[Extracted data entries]
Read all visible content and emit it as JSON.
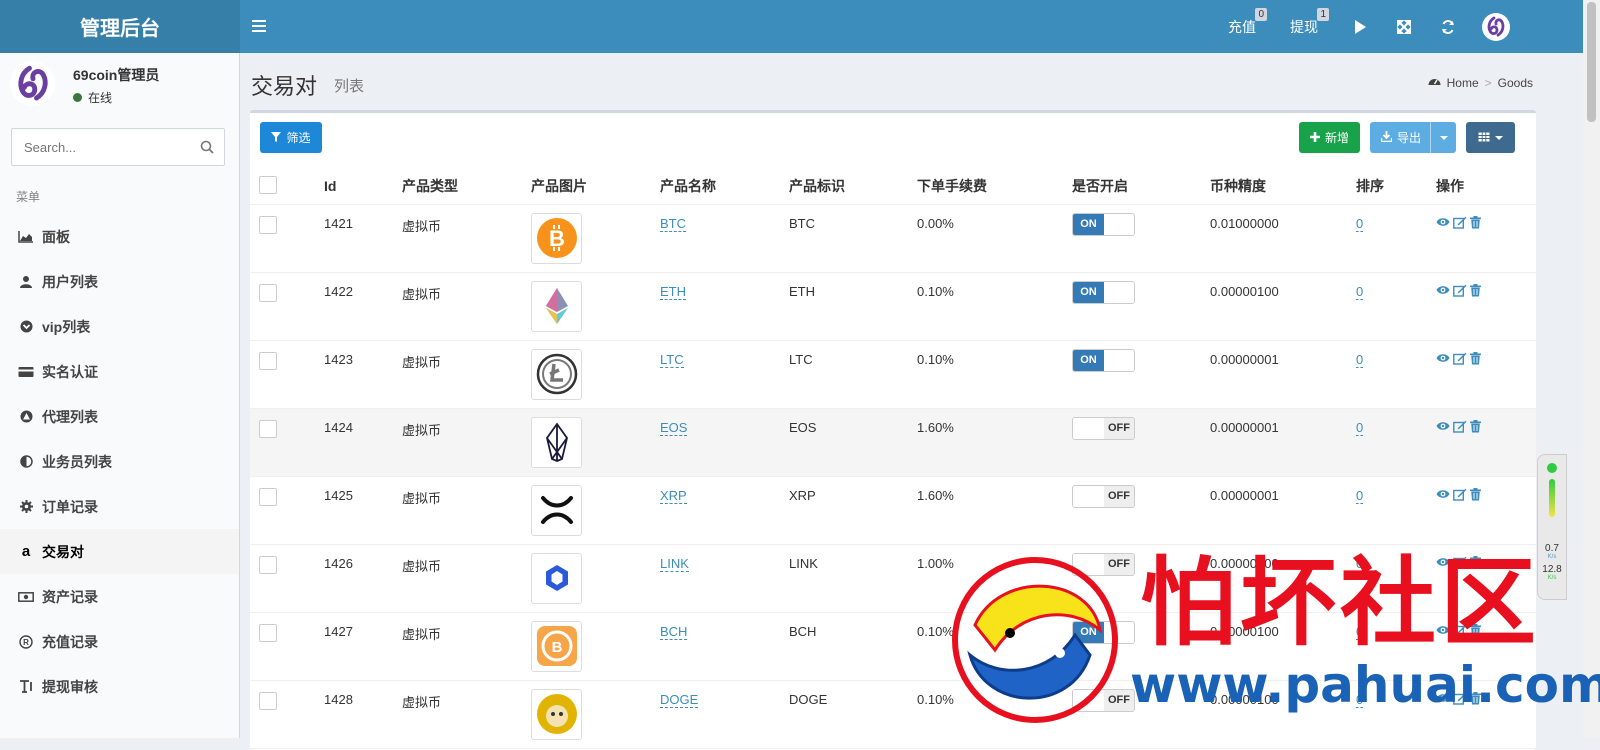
{
  "app": {
    "title": "管理后台"
  },
  "header": {
    "recharge_label": "充值",
    "recharge_badge": "0",
    "withdraw_label": "提现",
    "withdraw_badge": "1"
  },
  "user": {
    "name": "69coin管理员",
    "status": "在线"
  },
  "search": {
    "placeholder": "Search..."
  },
  "sidebar": {
    "header": "菜单",
    "items": [
      {
        "label": "面板",
        "icon": "area-chart-icon"
      },
      {
        "label": "用户列表",
        "icon": "user-icon"
      },
      {
        "label": "vip列表",
        "icon": "chevron-circle-icon"
      },
      {
        "label": "实名认证",
        "icon": "id-card-icon"
      },
      {
        "label": "代理列表",
        "icon": "triangle-circle-icon"
      },
      {
        "label": "业务员列表",
        "icon": "half-circle-icon"
      },
      {
        "label": "订单记录",
        "icon": "cog-icon"
      },
      {
        "label": "交易对",
        "icon": "amazon-icon",
        "active": true
      },
      {
        "label": "资产记录",
        "icon": "money-icon"
      },
      {
        "label": "充值记录",
        "icon": "registered-icon"
      },
      {
        "label": "提现审核",
        "icon": "text-height-icon"
      }
    ]
  },
  "page": {
    "title": "交易对",
    "subtitle": "列表"
  },
  "breadcrumb": {
    "home": "Home",
    "current": "Goods"
  },
  "toolbar": {
    "filter": "筛选",
    "add": "新增",
    "export": "导出"
  },
  "table": {
    "headers": [
      "Id",
      "产品类型",
      "产品图片",
      "产品名称",
      "产品标识",
      "下单手续费",
      "是否开启",
      "币种精度",
      "排序",
      "操作"
    ],
    "rows": [
      {
        "id": "1421",
        "type": "虚拟币",
        "name": "BTC",
        "symbol": "BTC",
        "fee": "0.00%",
        "enabled": true,
        "precision": "0.01000000",
        "sort": "0",
        "image_icon": "btc-icon"
      },
      {
        "id": "1422",
        "type": "虚拟币",
        "name": "ETH",
        "symbol": "ETH",
        "fee": "0.10%",
        "enabled": true,
        "precision": "0.00000100",
        "sort": "0",
        "image_icon": "eth-icon"
      },
      {
        "id": "1423",
        "type": "虚拟币",
        "name": "LTC",
        "symbol": "LTC",
        "fee": "0.10%",
        "enabled": true,
        "precision": "0.00000001",
        "sort": "0",
        "image_icon": "ltc-icon"
      },
      {
        "id": "1424",
        "type": "虚拟币",
        "name": "EOS",
        "symbol": "EOS",
        "fee": "1.60%",
        "enabled": false,
        "precision": "0.00000001",
        "sort": "0",
        "image_icon": "eos-icon"
      },
      {
        "id": "1425",
        "type": "虚拟币",
        "name": "XRP",
        "symbol": "XRP",
        "fee": "1.60%",
        "enabled": false,
        "precision": "0.00000001",
        "sort": "0",
        "image_icon": "xrp-icon"
      },
      {
        "id": "1426",
        "type": "虚拟币",
        "name": "LINK",
        "symbol": "LINK",
        "fee": "1.00%",
        "enabled": false,
        "precision": "0.00000100",
        "sort": "0",
        "image_icon": "link-icon"
      },
      {
        "id": "1427",
        "type": "虚拟币",
        "name": "BCH",
        "symbol": "BCH",
        "fee": "0.10%",
        "enabled": true,
        "precision": "0.00000100",
        "sort": "0",
        "image_icon": "bch-icon"
      },
      {
        "id": "1428",
        "type": "虚拟币",
        "name": "DOGE",
        "symbol": "DOGE",
        "fee": "0.10%",
        "enabled": false,
        "precision": "0.00000100",
        "sort": "0",
        "image_icon": "doge-icon"
      }
    ],
    "toggle_on": "ON",
    "toggle_off": "OFF"
  },
  "speed_widget": {
    "up": "0.7",
    "up_unit": "K/s",
    "down": "12.8",
    "down_unit": "K/s"
  },
  "watermark": {
    "text": "怕坏社区",
    "url": "www.pahuai.com"
  },
  "colors": {
    "header": "#3c8dbc",
    "logo_bg": "#367fa9",
    "add_button": "#18a34a",
    "filter_button": "#1e88d8",
    "toggle_on": "#337ab7",
    "watermark_red": "#e8101e",
    "watermark_blue": "#1a62b5"
  }
}
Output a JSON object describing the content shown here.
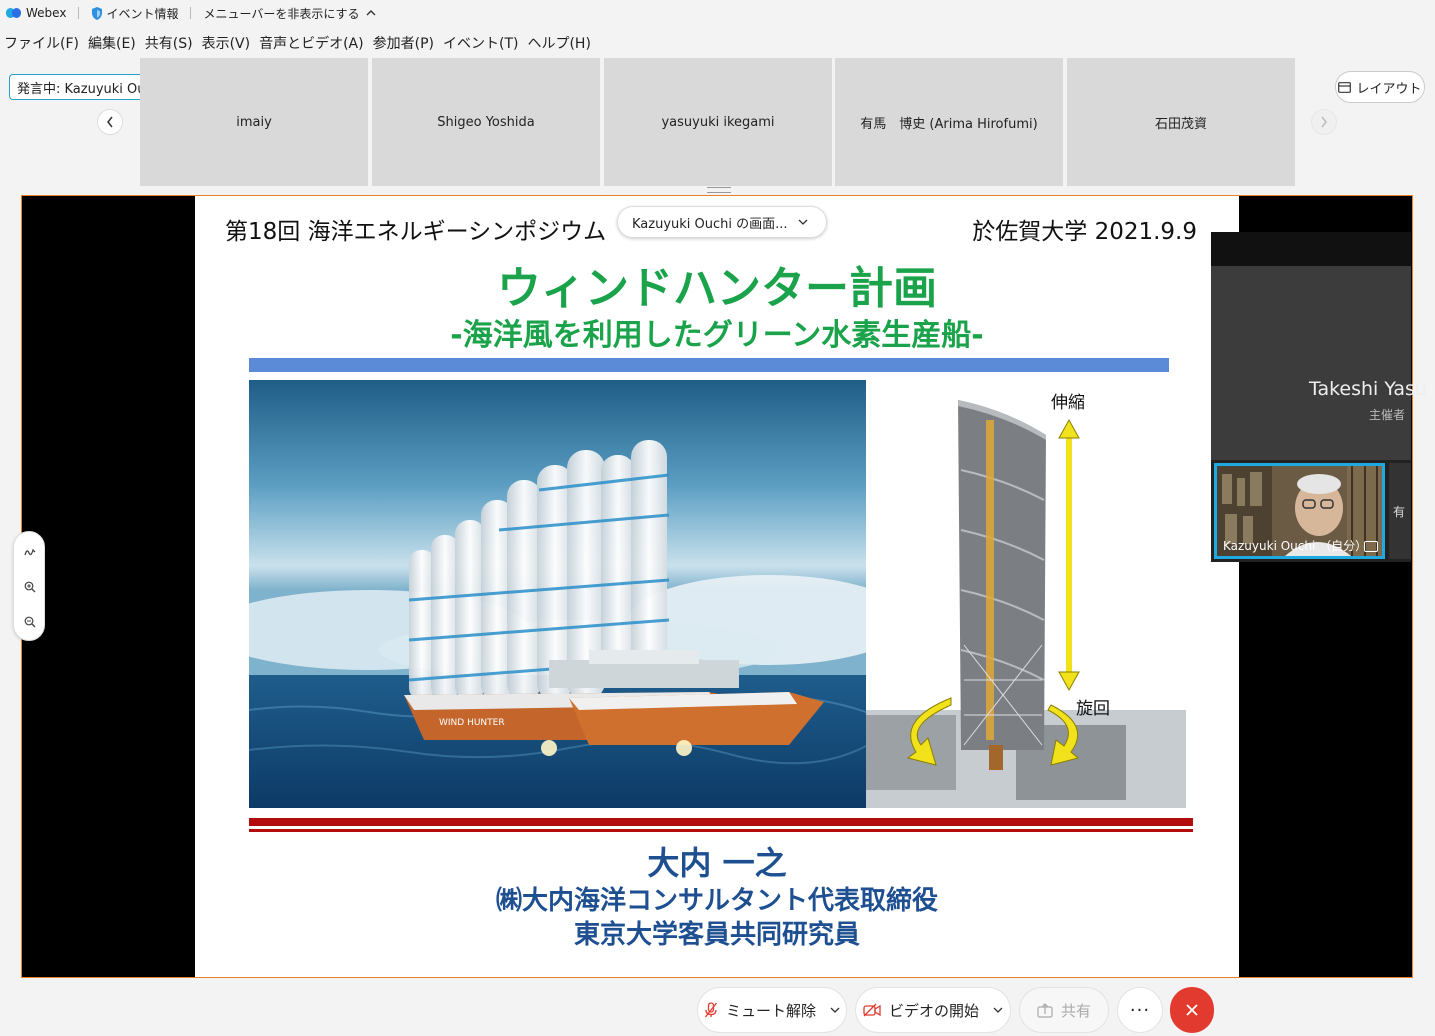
{
  "titlebar": {
    "app_name": "Webex",
    "event_info": "イベント情報",
    "hide_menu": "メニューバーを非表示にする",
    "chevron": "^"
  },
  "menu": [
    "ファイル(F)",
    "編集(E)",
    "共有(S)",
    "表示(V)",
    "音声とビデオ(A)",
    "参加者(P)",
    "イベント(T)",
    "ヘルプ(H)"
  ],
  "speaking": "発言中: Kazuyuki Ouchi",
  "participants": [
    "imaiy",
    "Shigeo Yoshida",
    "yasuyuki ikegami",
    "有馬　博史 (Arima Hirofumi)",
    "石田茂資"
  ],
  "layout_label": "レイアウト",
  "presenter_pill": "Kazuyuki Ouchi の画面...",
  "slide": {
    "head_left": "第18回 海洋エネルギーシンポジウム",
    "head_right": "於佐賀大学 2021.9.9",
    "title": "ウィンドハンター計画",
    "subtitle": "-海洋風を利用したグリーン水素生産船-",
    "label_extend": "伸縮",
    "label_rotate": "旋回",
    "ship_name": "WIND HUNTER",
    "author": "大内 一之",
    "affiliation1": "㈱大内海洋コンサルタント代表取締役",
    "affiliation2": "東京大学客員共同研究員"
  },
  "video": {
    "host_name": "Takeshi Yasu",
    "host_role": "主催者",
    "self_label": "Kazuyuki Ouchi （自分）",
    "other_initial": "有"
  },
  "controls": {
    "mute": "ミュート解除",
    "video": "ビデオの開始",
    "share": "共有",
    "more": "···"
  },
  "colors": {
    "accent": "#23a1c7",
    "share_border": "#e8802c",
    "title_green": "#1aa34a",
    "author_blue": "#1d4f91",
    "end_red": "#e23a2e"
  }
}
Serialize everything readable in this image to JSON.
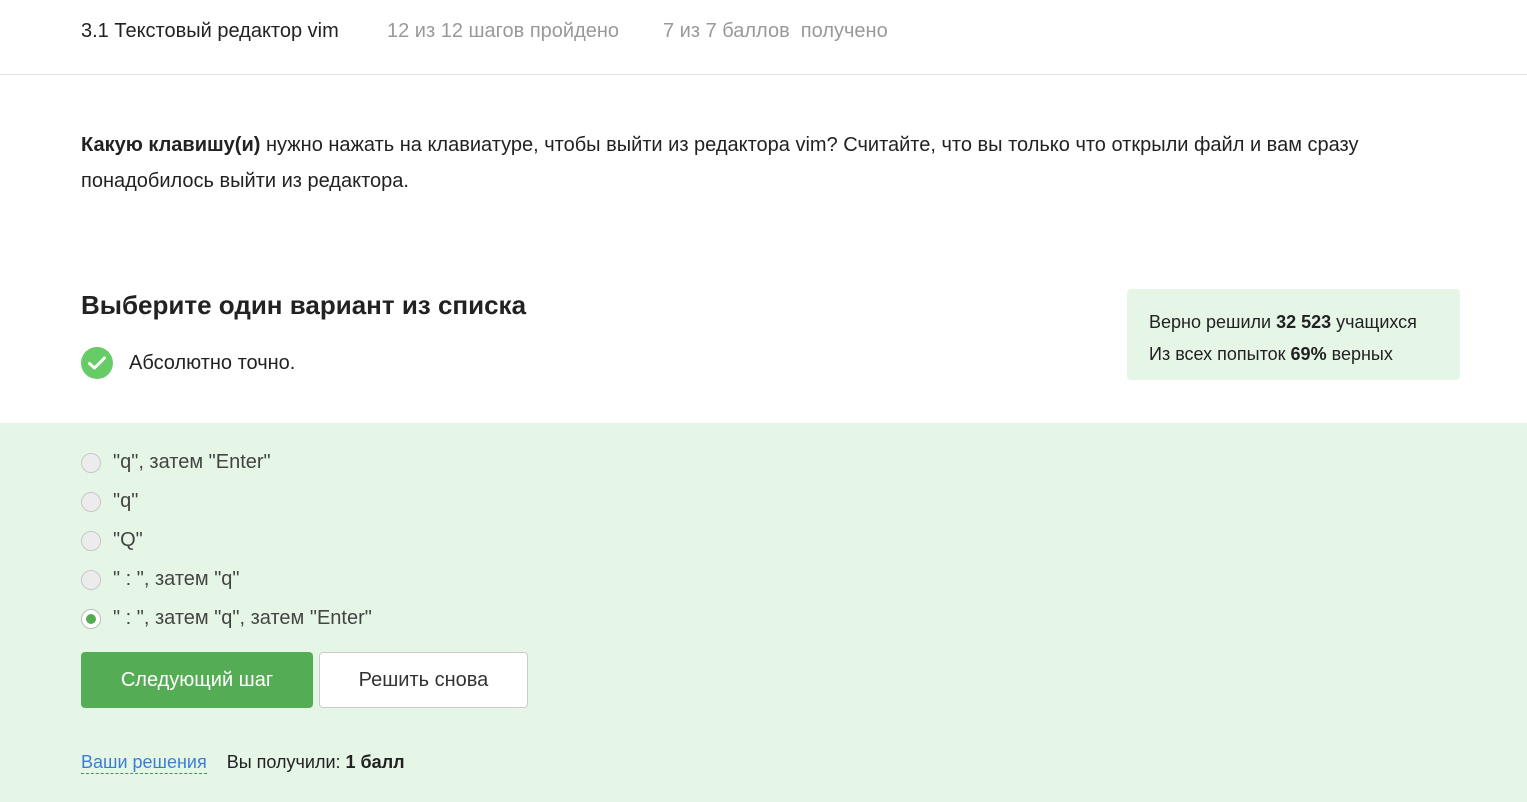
{
  "header": {
    "lesson_title": "3.1 Текстовый редактор vim",
    "steps_progress": "12 из 12 шагов пройдено",
    "points_progress": "7 из 7 баллов  получено"
  },
  "question": {
    "bold_part": "Какую клавишу(и)",
    "rest": " нужно нажать на клавиатуре, чтобы выйти из редактора vim? Считайте, что вы только что открыли файл и вам сразу понадобилось выйти из редактора."
  },
  "quiz": {
    "heading": "Выберите один вариант из списка",
    "feedback": "Абсолютно точно.",
    "options": [
      {
        "label": "\"q\", затем \"Enter\"",
        "selected": false
      },
      {
        "label": "\"q\"",
        "selected": false
      },
      {
        "label": "\"Q\"",
        "selected": false
      },
      {
        "label": "\" : \", затем \"q\"",
        "selected": false
      },
      {
        "label": "\" : \", затем \"q\", затем \"Enter\"",
        "selected": true
      }
    ],
    "next_button": "Следующий шаг",
    "retry_button": "Решить снова"
  },
  "stats": {
    "solved_prefix": "Верно решили ",
    "solved_count": "32 523",
    "solved_suffix": " учащихся",
    "attempts_prefix": "Из всех попыток ",
    "attempts_percent": "69%",
    "attempts_suffix": " верных"
  },
  "footer": {
    "solutions_link": "Ваши решения",
    "received_label": "Вы получили:",
    "received_value": "1 балл"
  },
  "colors": {
    "accent_green": "#54ad54",
    "answer_background": "#e6f6e6",
    "link_blue": "#3a7ed6"
  },
  "icons": {
    "feedback": "check-circle-icon"
  }
}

**Goal of the exercise:** Locate all lines holding the word "subtitle", then copy them out.

**Solved problem:**
    "subtitle": "列表"
    "subtitle": "-海洋風を利用したグリーン水素生産船-",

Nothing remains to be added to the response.